_TASK DIRECTIONS_
Leaving the pictures aside, transcribe every line below exactly.

_TASK MATERIAL_

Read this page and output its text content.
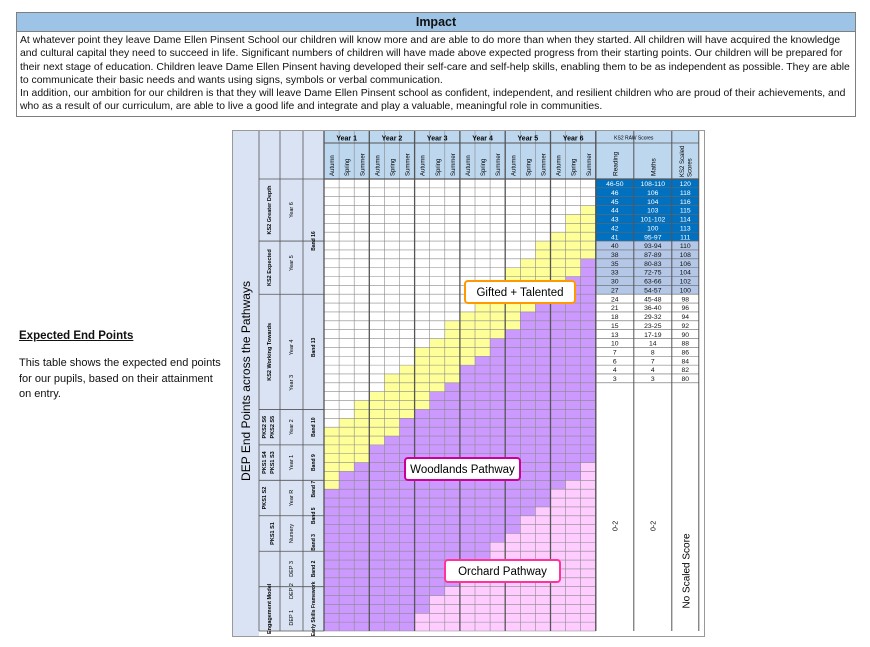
Impact

At whatever point they leave Dame Ellen Pinsent School our children will know more and are able to do more than when they started. All children will have acquired the knowledge and cultural capital they need to succeed in life. Significant numbers of children will have made above expected progress from their starting points. Our children will be prepared for their next stage of education. Children leave Dame Ellen Pinsent having developed their self-care and self-help skills, enabling them to be as independent as possible. They are able to communicate their basic needs and wants using signs, symbols or verbal communication.

In addition, our ambition for our children is that they will leave Dame Ellen Pinsent school as confident, independent, and resilient children who are proud of their achievements, and who as a result of our curriculum, are able to live a good life and integrate and play a valuable, meaningful role in communities.

Expected End Points
This table shows the expected end points for our pupils, based on their attainment on entry.
Year 1	Year 2	Year 3	Year 4	Year 5	Year 6
Autumn Spring Summer Autumn Spring Summer Autumn Spring Summer Autumn Spring Summer Autumn Spring Summer Autumn Spring Summer
KS2 RAW Scores
Reading	Maths	KS2 Scaled Scores
46-50	108-110 120
46	106	118
45	104	116
44	103	115
43	101-102 114
42	100	113
41	95-97	111
40	93-94	110
38	87-89	108
35	80-83	106
33	72-75	104
30	63-66	102
27	54-57	100
24	45-48	98
21	36-40	96
18	29-32	94
15	23-25	92
13	17-19	90
10	14	88
7	8	86
6	7	84
4	4	82
3	3	80
0-2	0-2
No Scaled Score
DEP End Points across the Pathways
KS2 Greater Depth
KS2 Expected
KS2 Working Towards
PKS2 S6 PKS2 S5
PKS1 S4 PKS1 S3
PKS1 S2
PKS1 S1
Engagement Model
Year 6
Year 5
Year 4
Year 3
Year 2
Year 1
Year R
Nursery
DEP 3
DEP 2
DEP 1
Band 16
Band 13
Band 10
Band 9
Band 7
Band 5
Band 3
Band 2
Early Skills Framework
Gifted + Talented
Woodlands Pathway
Orchard Pathway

_CORRECT OUTPUT_
Read this page and output its text content.
Impact

At whatever point they leave Dame Ellen Pinsent School our children will know more and are able to do more than when they started. All children will have acquired the knowledge and cultural capital they need to succeed in life. Significant numbers of children will have made above expected progress from their starting points. Our children will be prepared for their next stage of education. Children leave Dame Ellen Pinsent having developed their self-care and self-help skills, enabling them to be as independent as possible. They are able to communicate their basic needs and wants using signs, symbols or verbal communication.

In addition, our ambition for our children is that they will leave Dame Ellen Pinsent school as confident, independent, and resilient children who are proud of their achievements, and who as a result of our curriculum, are able to live a good life and integrate and play a valuable, meaningful role in communities.

Expected End Points
This table shows the expected end points for our pupils, based on their attainment on entry.
Year 1	Year 2	Year 3	Year 4	Year 5	Year 6
Autumn Spring Summer Autumn Spring Summer Autumn Spring Summer Autumn Spring Summer Autumn Spring Summer Autumn Spring Summer
KS2 RAW Scores
Reading	Maths	KS2 Scaled Scores
46-50	108-110 120
46	106	118
45	104	116
44	103	115
43	101-102 114
42	100	113
41	95-97	111
40	93-94	110
38	87-89	108
35	80-83	106
33	72-75	104
30	63-66	102
27	54-57	100
24	45-48	98
21	36-40	96
18	29-32	94
15	23-25	92
13	17-19	90
10	14	88
7	8	86
6	7	84
4	4	82
3	3	80
0-2	0-2
No Scaled Score
DEP End Points across the Pathways
KS2 Greater Depth
KS2 Expected
KS2 Working Towards
PKS2 S6 PKS2 S5
PKS1 S4 PKS1 S3
PKS1 S2
PKS1 S1
Engagement Model
Year 6
Year 5
Year 4
Year 3
Year 2
Year 1
Year R
Nursery
DEP 3
DEP 2
DEP 1
Band 16
Band 13
Band 10
Band 9
Band 7
Band 5
Band 3
Band 2
Early Skills Framework
Gifted + Talented
Woodlands Pathway
Orchard Pathway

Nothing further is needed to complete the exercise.